Retype the data that follows line by line, exactly, and leave its pictures out.

[Start of Stored records]

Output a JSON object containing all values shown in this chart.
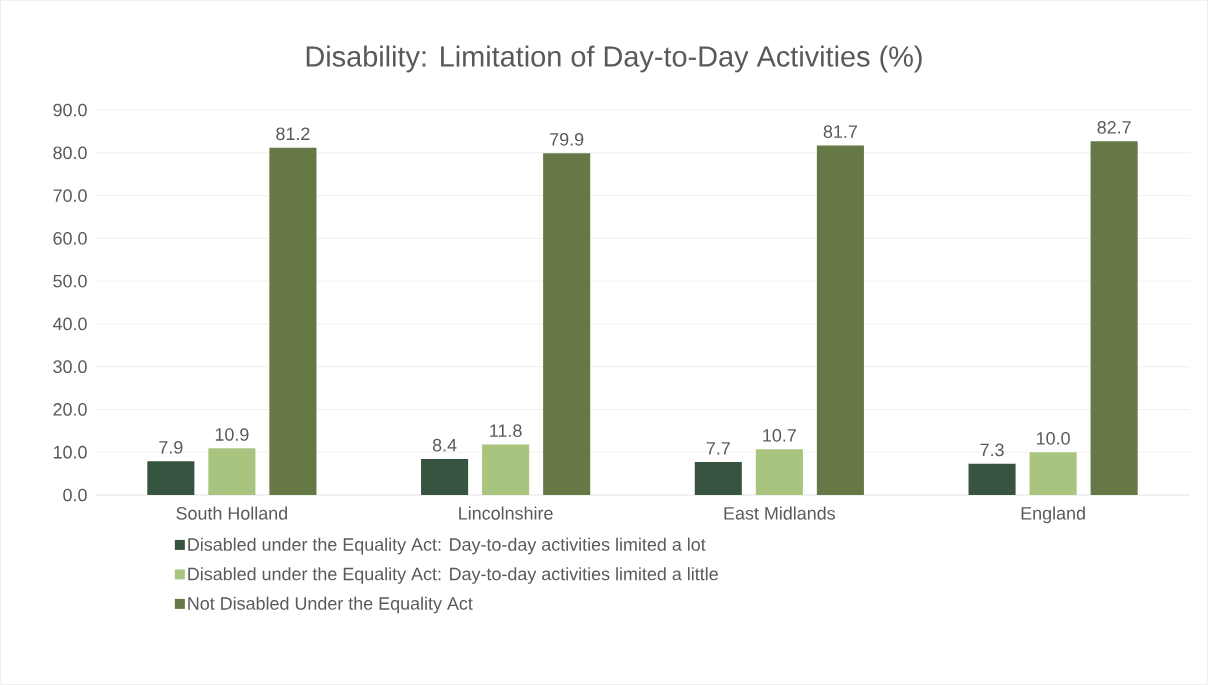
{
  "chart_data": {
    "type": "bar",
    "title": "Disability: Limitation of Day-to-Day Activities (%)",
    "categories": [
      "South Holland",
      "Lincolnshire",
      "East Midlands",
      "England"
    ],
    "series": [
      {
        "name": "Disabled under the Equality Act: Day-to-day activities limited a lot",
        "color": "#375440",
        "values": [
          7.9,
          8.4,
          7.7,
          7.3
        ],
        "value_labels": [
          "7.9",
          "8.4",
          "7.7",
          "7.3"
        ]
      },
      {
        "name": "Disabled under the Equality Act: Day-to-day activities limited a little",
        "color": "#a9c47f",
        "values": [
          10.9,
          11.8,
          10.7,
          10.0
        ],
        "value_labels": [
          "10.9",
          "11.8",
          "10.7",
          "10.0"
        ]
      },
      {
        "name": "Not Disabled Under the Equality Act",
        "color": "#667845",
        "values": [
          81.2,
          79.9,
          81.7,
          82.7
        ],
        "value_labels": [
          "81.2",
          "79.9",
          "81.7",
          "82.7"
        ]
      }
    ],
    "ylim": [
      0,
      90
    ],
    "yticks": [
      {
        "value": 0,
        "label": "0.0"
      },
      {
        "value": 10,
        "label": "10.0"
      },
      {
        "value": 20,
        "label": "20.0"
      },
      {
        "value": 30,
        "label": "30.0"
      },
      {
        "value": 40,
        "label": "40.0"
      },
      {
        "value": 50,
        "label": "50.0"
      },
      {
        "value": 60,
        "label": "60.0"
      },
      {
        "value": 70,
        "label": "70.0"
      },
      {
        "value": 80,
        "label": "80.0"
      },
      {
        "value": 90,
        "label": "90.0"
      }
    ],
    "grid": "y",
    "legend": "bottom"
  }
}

[End of Stored records]

▸ Complete response:
Output a JSON object containing all values shown in this chart.
{
  "chart_data": {
    "type": "bar",
    "title": "Disability: Limitation of Day-to-Day Activities (%)",
    "categories": [
      "South Holland",
      "Lincolnshire",
      "East Midlands",
      "England"
    ],
    "series": [
      {
        "name": "Disabled under the Equality Act: Day-to-day activities limited a lot",
        "color": "#375440",
        "values": [
          7.9,
          8.4,
          7.7,
          7.3
        ],
        "value_labels": [
          "7.9",
          "8.4",
          "7.7",
          "7.3"
        ]
      },
      {
        "name": "Disabled under the Equality Act: Day-to-day activities limited a little",
        "color": "#a9c47f",
        "values": [
          10.9,
          11.8,
          10.7,
          10.0
        ],
        "value_labels": [
          "10.9",
          "11.8",
          "10.7",
          "10.0"
        ]
      },
      {
        "name": "Not Disabled Under the Equality Act",
        "color": "#667845",
        "values": [
          81.2,
          79.9,
          81.7,
          82.7
        ],
        "value_labels": [
          "81.2",
          "79.9",
          "81.7",
          "82.7"
        ]
      }
    ],
    "ylim": [
      0,
      90
    ],
    "yticks": [
      {
        "value": 0,
        "label": "0.0"
      },
      {
        "value": 10,
        "label": "10.0"
      },
      {
        "value": 20,
        "label": "20.0"
      },
      {
        "value": 30,
        "label": "30.0"
      },
      {
        "value": 40,
        "label": "40.0"
      },
      {
        "value": 50,
        "label": "50.0"
      },
      {
        "value": 60,
        "label": "60.0"
      },
      {
        "value": 70,
        "label": "70.0"
      },
      {
        "value": 80,
        "label": "80.0"
      },
      {
        "value": 90,
        "label": "90.0"
      }
    ],
    "grid": "y",
    "legend": "bottom"
  }
}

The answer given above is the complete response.